[DATASET EXCERPTS]
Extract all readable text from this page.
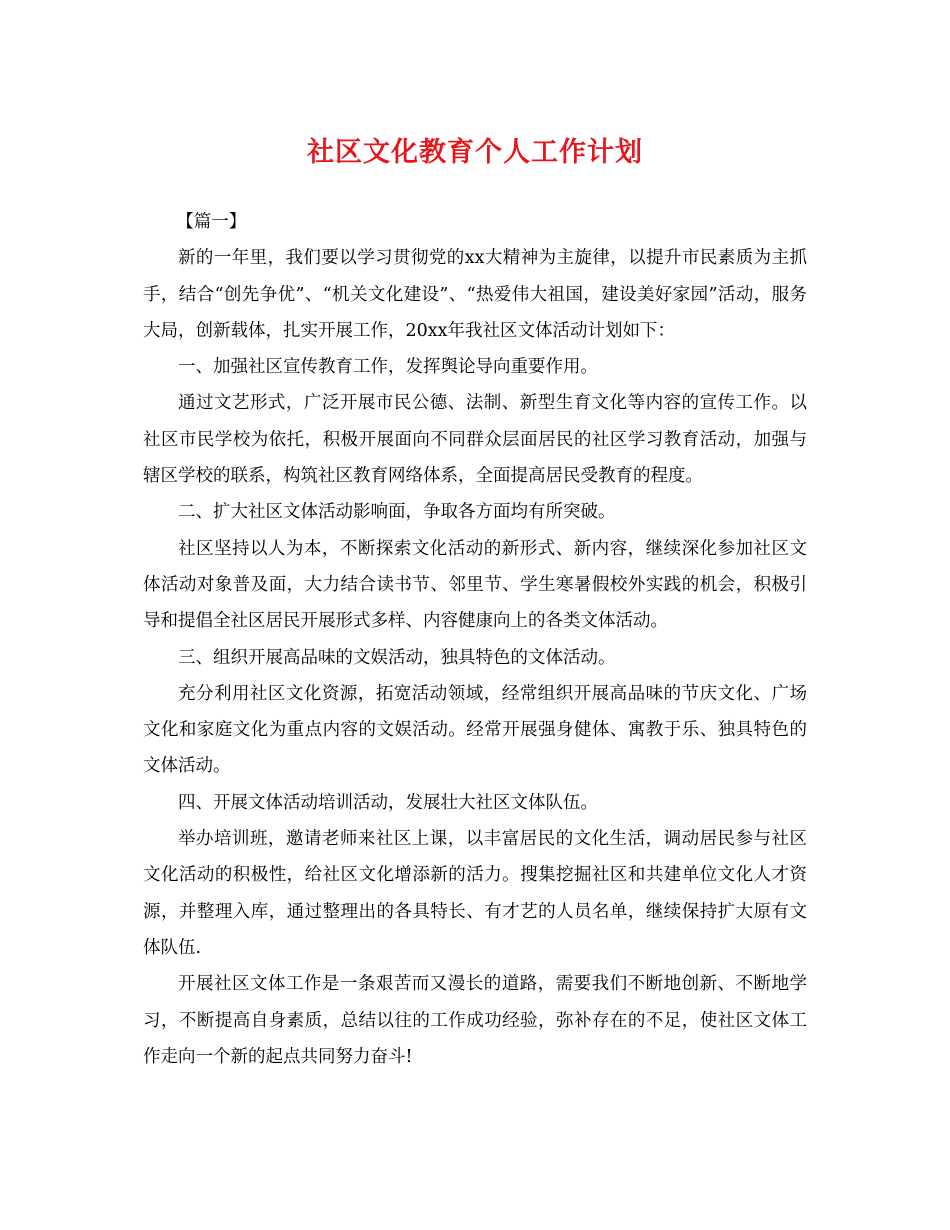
社区文化教育个人工作计划

【篇一】

新的一年里，我们要以学习贯彻党的xx大精神为主旋律，以提升市民素质为主抓手，结合“创先争优”、“机关文化建设”、“热爱伟大祖国，建设美好家园”活动，服务大局，创新载体，扎实开展工作，20xx年我社区文体活动计划如下：

一、加强社区宣传教育工作，发挥舆论导向重要作用。

通过文艺形式，广泛开展市民公德、法制、新型生育文化等内容的宣传工作。以社区市民学校为依托，积极开展面向不同群众层面居民的社区学习教育活动，加强与辖区学校的联系，构筑社区教育网络体系，全面提高居民受教育的程度。

二、扩大社区文体活动影响面，争取各方面均有所突破。

社区坚持以人为本，不断探索文化活动的新形式、新内容，继续深化参加社区文体活动对象普及面，大力结合读书节、邻里节、学生寒暑假校外实践的机会，积极引导和提倡全社区居民开展形式多样、内容健康向上的各类文体活动。

三、组织开展高品味的文娱活动，独具特色的文体活动。

充分利用社区文化资源，拓宽活动领域，经常组织开展高品味的节庆文化、广场文化和家庭文化为重点内容的文娱活动。经常开展强身健体、寓教于乐、独具特色的文体活动。

四、开展文体活动培训活动，发展壮大社区文体队伍。

举办培训班，邀请老师来社区上课，以丰富居民的文化生活，调动居民参与社区文化活动的积极性，给社区文化增添新的活力。搜集挖掘社区和共建单位文化人才资源，并整理入库，通过整理出的各具特长、有才艺的人员名单，继续保持扩大原有文体队伍.

开展社区文体工作是一条艰苦而又漫长的道路，需要我们不断地创新、不断地学习，不断提高自身素质，总结以往的工作成功经验，弥补存在的不足，使社区文体工作走向一个新的起点共同努力奋斗!
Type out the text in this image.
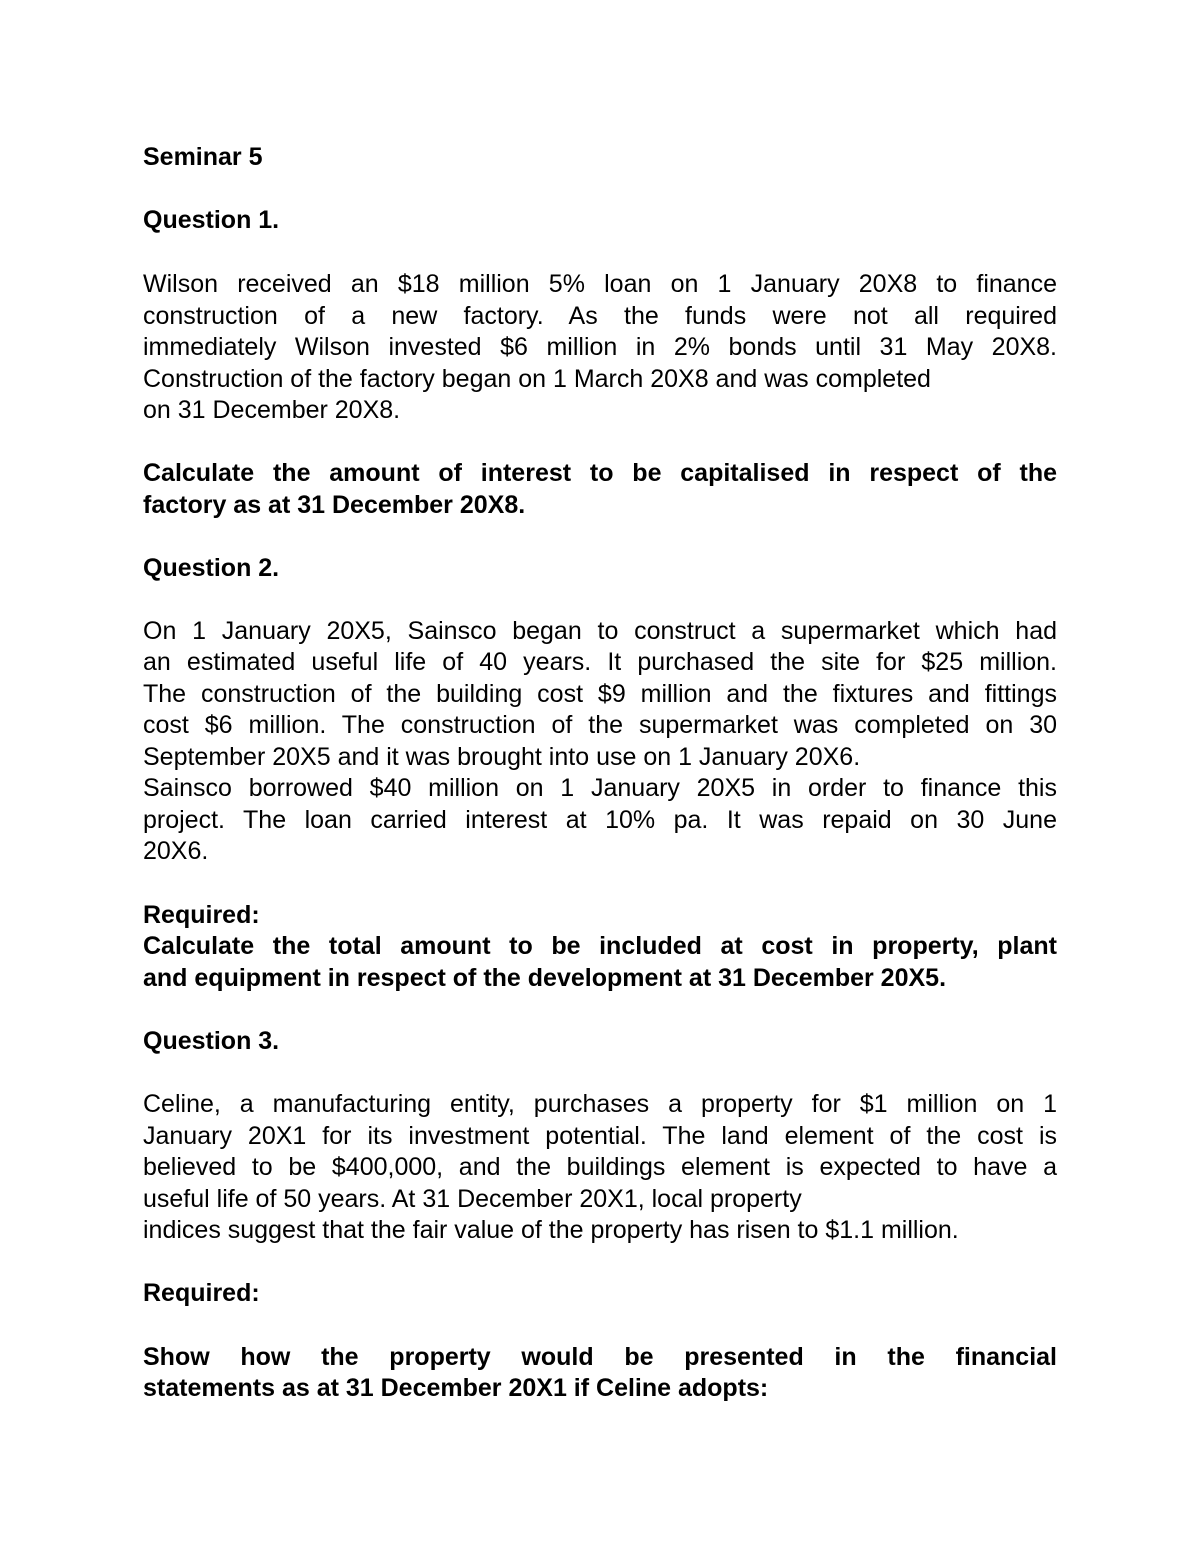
Seminar 5
Question 1.
Wilson received an $18 million 5% loan on 1 January 20X8 to finance
construction of a new factory. As the funds were not all required
immediately Wilson invested $6 million in 2% bonds until 31 May 20X8.
Construction of the factory began on 1 March 20X8 and was completed
on 31 December 20X8.
Calculate the amount of interest to be capitalised in respect of the
factory as at 31 December 20X8.
Question 2.
On 1 January 20X5, Sainsco began to construct a supermarket which had
an estimated useful life of 40 years. It purchased the site for $25 million.
The construction of the building cost $9 million and the fixtures and fittings
cost $6 million. The construction of the supermarket was completed on 30
September 20X5 and it was brought into use on 1 January 20X6.
Sainsco borrowed $40 million on 1 January 20X5 in order to finance this
project. The loan carried interest at 10% pa. It was repaid on 30 June
20X6.
Required:
Calculate the total amount to be included at cost in property, plant
and equipment in respect of the development at 31 December 20X5.
Question 3.
Celine, a manufacturing entity, purchases a property for $1 million on 1
January 20X1 for its investment potential. The land element of the cost is
believed to be $400,000, and the buildings element is expected to have a
useful life of 50 years. At 31 December 20X1, local property
indices suggest that the fair value of the property has risen to $1.1 million.
Required:
Show how the property would be presented in the financial
statements as at 31 December 20X1 if Celine adopts:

[SET EXERCISE] Find each line holding "Celine". Copy it out.

[SOLUTION]
Celine, a manufacturing entity, purchases a property for $1 million on 1
statements as at 31 December 20X1 if Celine adopts:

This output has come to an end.